==== Data entries
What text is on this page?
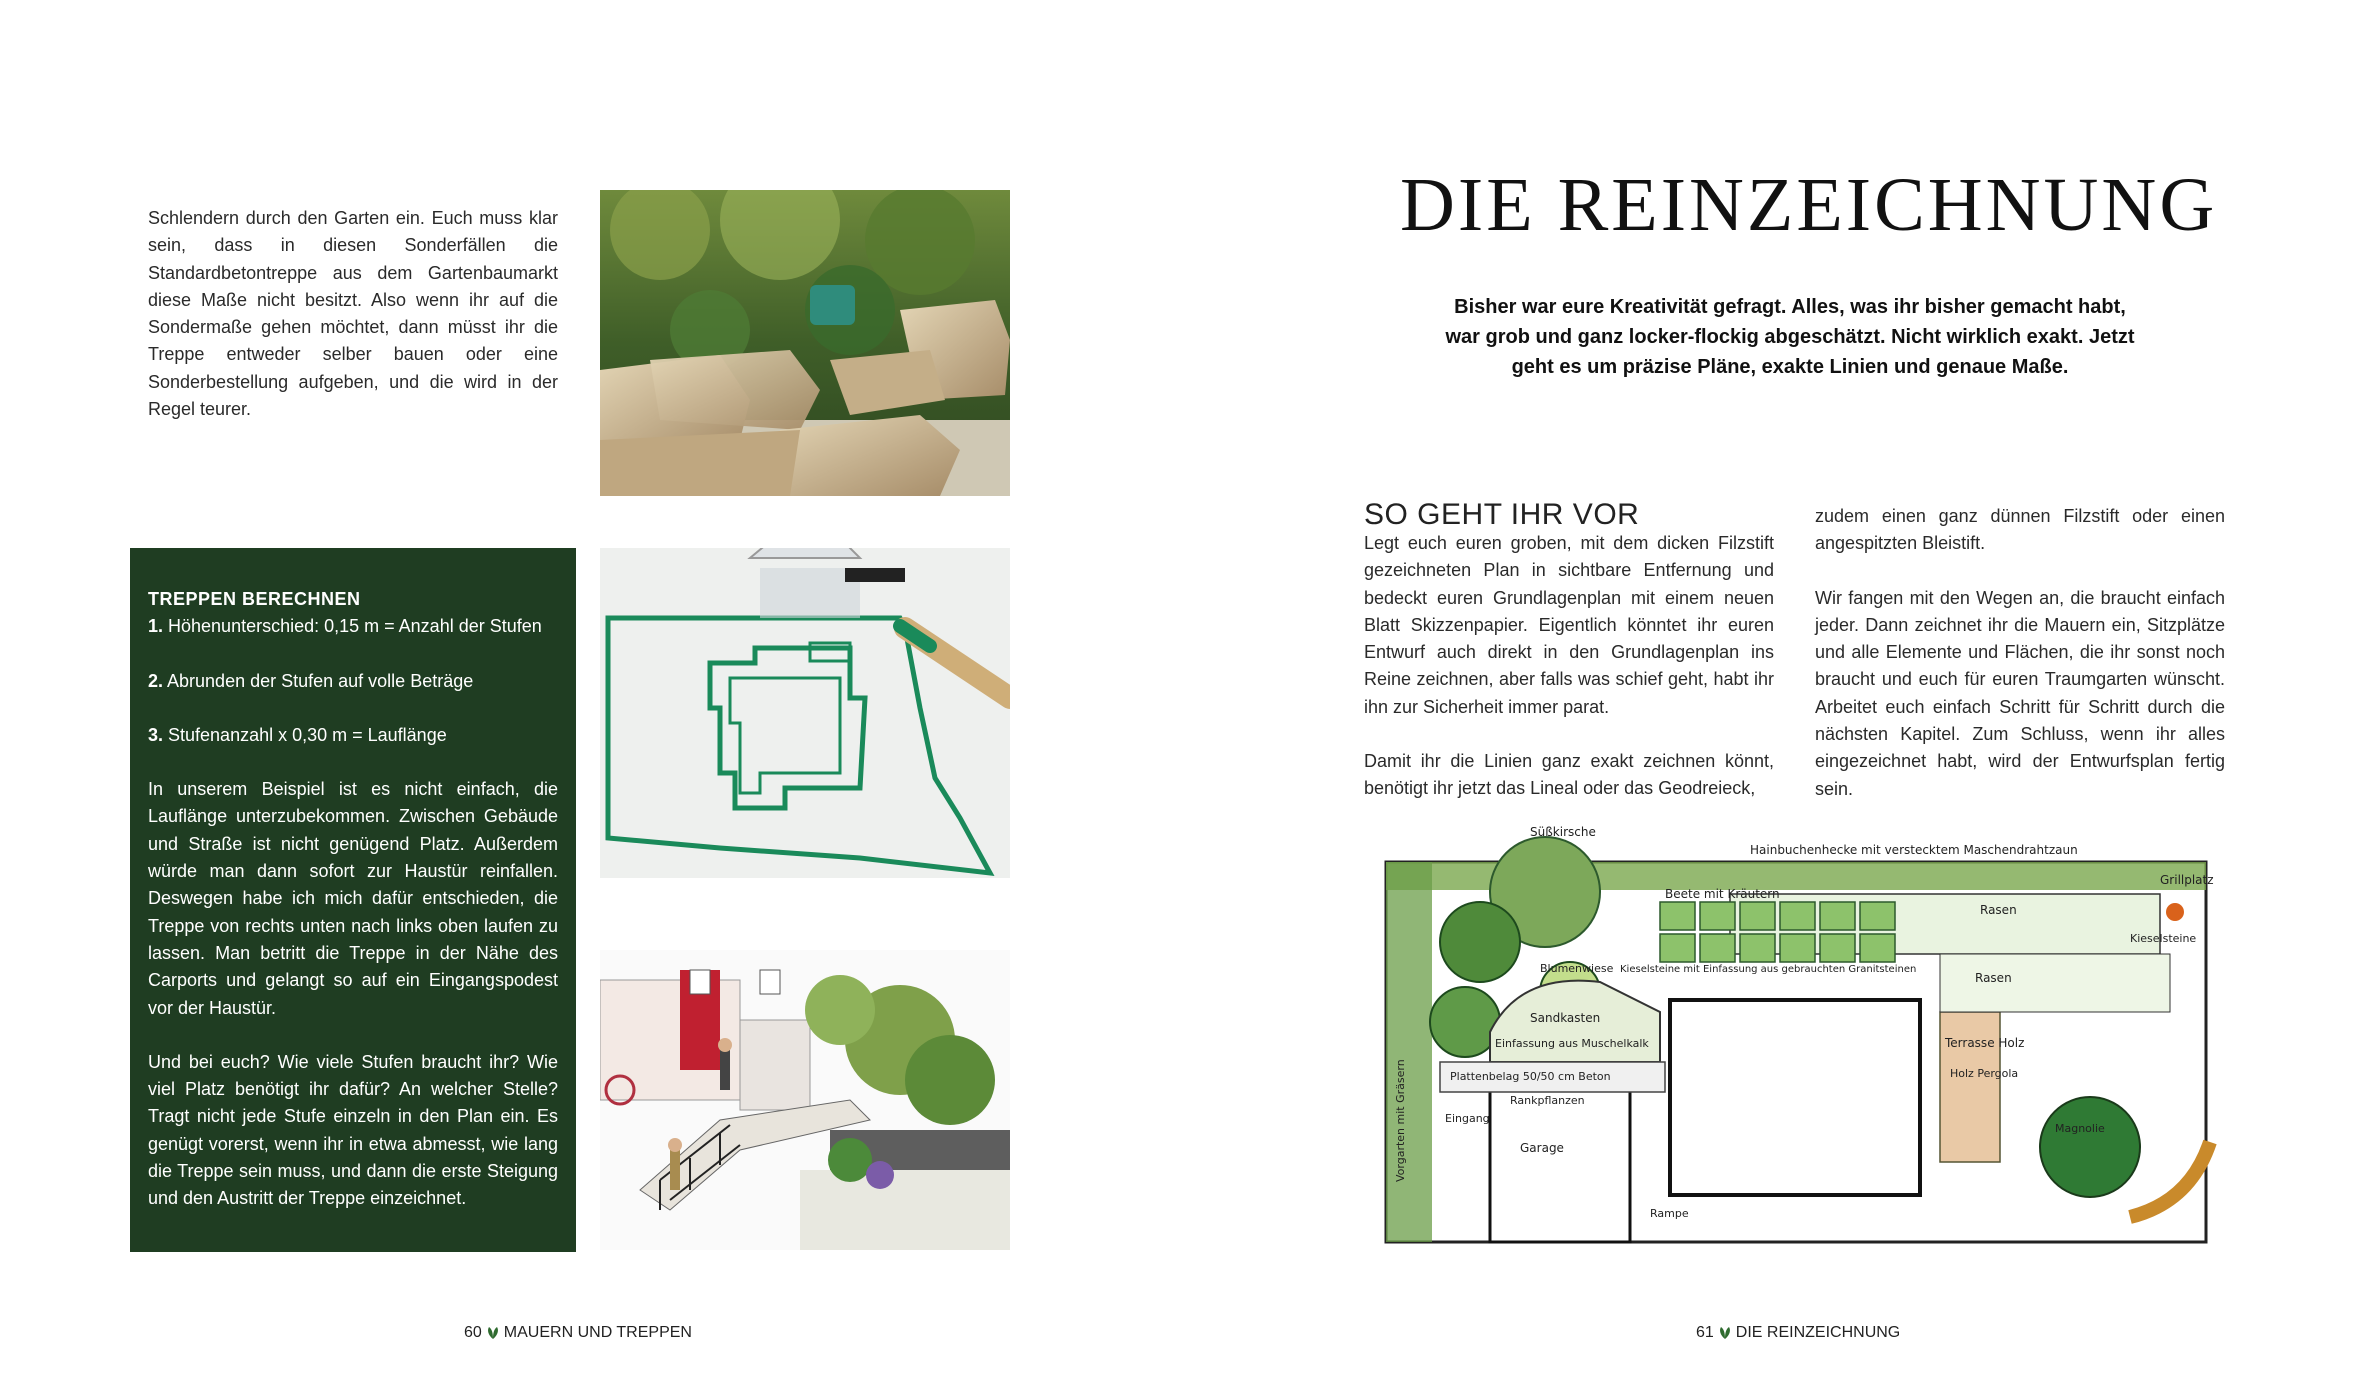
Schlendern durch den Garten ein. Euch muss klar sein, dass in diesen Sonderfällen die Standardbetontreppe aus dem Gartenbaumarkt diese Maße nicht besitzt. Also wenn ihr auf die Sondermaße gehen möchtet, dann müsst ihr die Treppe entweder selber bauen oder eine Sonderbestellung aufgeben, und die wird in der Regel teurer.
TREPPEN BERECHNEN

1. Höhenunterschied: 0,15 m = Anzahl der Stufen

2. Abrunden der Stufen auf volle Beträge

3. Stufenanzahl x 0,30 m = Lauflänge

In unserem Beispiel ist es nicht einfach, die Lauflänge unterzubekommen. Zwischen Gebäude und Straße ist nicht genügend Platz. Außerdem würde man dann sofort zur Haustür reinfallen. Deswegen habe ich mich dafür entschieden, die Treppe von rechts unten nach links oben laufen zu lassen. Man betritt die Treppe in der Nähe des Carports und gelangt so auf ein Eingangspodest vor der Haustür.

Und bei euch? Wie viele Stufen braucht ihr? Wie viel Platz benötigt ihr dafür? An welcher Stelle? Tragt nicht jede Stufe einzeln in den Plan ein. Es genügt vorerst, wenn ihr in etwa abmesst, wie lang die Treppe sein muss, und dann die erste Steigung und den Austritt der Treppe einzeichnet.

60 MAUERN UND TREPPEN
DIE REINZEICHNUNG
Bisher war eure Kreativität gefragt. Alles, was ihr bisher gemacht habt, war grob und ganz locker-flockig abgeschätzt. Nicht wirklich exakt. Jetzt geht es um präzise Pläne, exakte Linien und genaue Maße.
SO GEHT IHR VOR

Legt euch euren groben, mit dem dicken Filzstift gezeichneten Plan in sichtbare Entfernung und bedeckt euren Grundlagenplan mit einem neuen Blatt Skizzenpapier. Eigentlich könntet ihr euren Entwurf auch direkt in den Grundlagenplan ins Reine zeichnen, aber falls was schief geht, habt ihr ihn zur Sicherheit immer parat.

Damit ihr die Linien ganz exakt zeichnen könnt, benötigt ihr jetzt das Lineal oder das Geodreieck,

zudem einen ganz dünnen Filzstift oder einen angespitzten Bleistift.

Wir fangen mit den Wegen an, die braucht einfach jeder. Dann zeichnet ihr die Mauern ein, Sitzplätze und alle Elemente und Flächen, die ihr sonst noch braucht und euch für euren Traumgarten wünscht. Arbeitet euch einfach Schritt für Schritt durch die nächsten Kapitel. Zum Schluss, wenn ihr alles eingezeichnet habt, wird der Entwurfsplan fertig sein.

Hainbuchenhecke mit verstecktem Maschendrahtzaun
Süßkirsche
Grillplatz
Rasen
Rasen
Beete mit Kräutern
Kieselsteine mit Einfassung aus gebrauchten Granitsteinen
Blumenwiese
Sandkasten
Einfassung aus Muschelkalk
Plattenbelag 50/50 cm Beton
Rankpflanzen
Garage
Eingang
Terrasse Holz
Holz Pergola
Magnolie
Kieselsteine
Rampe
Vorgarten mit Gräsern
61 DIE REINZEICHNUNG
========
Problem to solve: Quote the listing above in full, except for the pictures.

Right answer:
What text is on this page?
Schlendern durch den Garten ein. Euch muss klar sein, dass in diesen Sonderfällen die Standardbetontreppe aus dem Gartenbaumarkt diese Maße nicht besitzt. Also wenn ihr auf die Sondermaße gehen möchtet, dann müsst ihr die Treppe entweder selber bauen oder eine Sonderbestellung aufgeben, und die wird in der Regel teurer.
TREPPEN BERECHNEN

1. Höhenunterschied: 0,15 m = Anzahl der Stufen

2. Abrunden der Stufen auf volle Beträge

3. Stufenanzahl x 0,30 m = Lauflänge

In unserem Beispiel ist es nicht einfach, die Lauflänge unterzubekommen. Zwischen Gebäude und Straße ist nicht genügend Platz. Außerdem würde man dann sofort zur Haustür reinfallen. Deswegen habe ich mich dafür entschieden, die Treppe von rechts unten nach links oben laufen zu lassen. Man betritt die Treppe in der Nähe des Carports und gelangt so auf ein Eingangspodest vor der Haustür.

Und bei euch? Wie viele Stufen braucht ihr? Wie viel Platz benötigt ihr dafür? An welcher Stelle? Tragt nicht jede Stufe einzeln in den Plan ein. Es genügt vorerst, wenn ihr in etwa abmesst, wie lang die Treppe sein muss, und dann die erste Steigung und den Austritt der Treppe einzeichnet.

60 MAUERN UND TREPPEN
DIE REINZEICHNUNG
Bisher war eure Kreativität gefragt. Alles, was ihr bisher gemacht habt, war grob und ganz locker-flockig abgeschätzt. Nicht wirklich exakt. Jetzt geht es um präzise Pläne, exakte Linien und genaue Maße.
SO GEHT IHR VOR

Legt euch euren groben, mit dem dicken Filzstift gezeichneten Plan in sichtbare Entfernung und bedeckt euren Grundlagenplan mit einem neuen Blatt Skizzenpapier. Eigentlich könntet ihr euren Entwurf auch direkt in den Grundlagenplan ins Reine zeichnen, aber falls was schief geht, habt ihr ihn zur Sicherheit immer parat.

Damit ihr die Linien ganz exakt zeichnen könnt, benötigt ihr jetzt das Lineal oder das Geodreieck,

zudem einen ganz dünnen Filzstift oder einen angespitzten Bleistift.

Wir fangen mit den Wegen an, die braucht einfach jeder. Dann zeichnet ihr die Mauern ein, Sitzplätze und alle Elemente und Flächen, die ihr sonst noch braucht und euch für euren Traumgarten wünscht. Arbeitet euch einfach Schritt für Schritt durch die nächsten Kapitel. Zum Schluss, wenn ihr alles eingezeichnet habt, wird der Entwurfsplan fertig sein.

Hainbuchenhecke mit verstecktem Maschendrahtzaun
Süßkirsche
Grillplatz
Rasen
Rasen
Beete mit Kräutern
Kieselsteine mit Einfassung aus gebrauchten Granitsteinen
Blumenwiese
Sandkasten
Einfassung aus Muschelkalk
Plattenbelag 50/50 cm Beton
Rankpflanzen
Garage
Eingang
Terrasse Holz
Holz Pergola
Magnolie
Kieselsteine
Rampe
Vorgarten mit Gräsern
61 DIE REINZEICHNUNG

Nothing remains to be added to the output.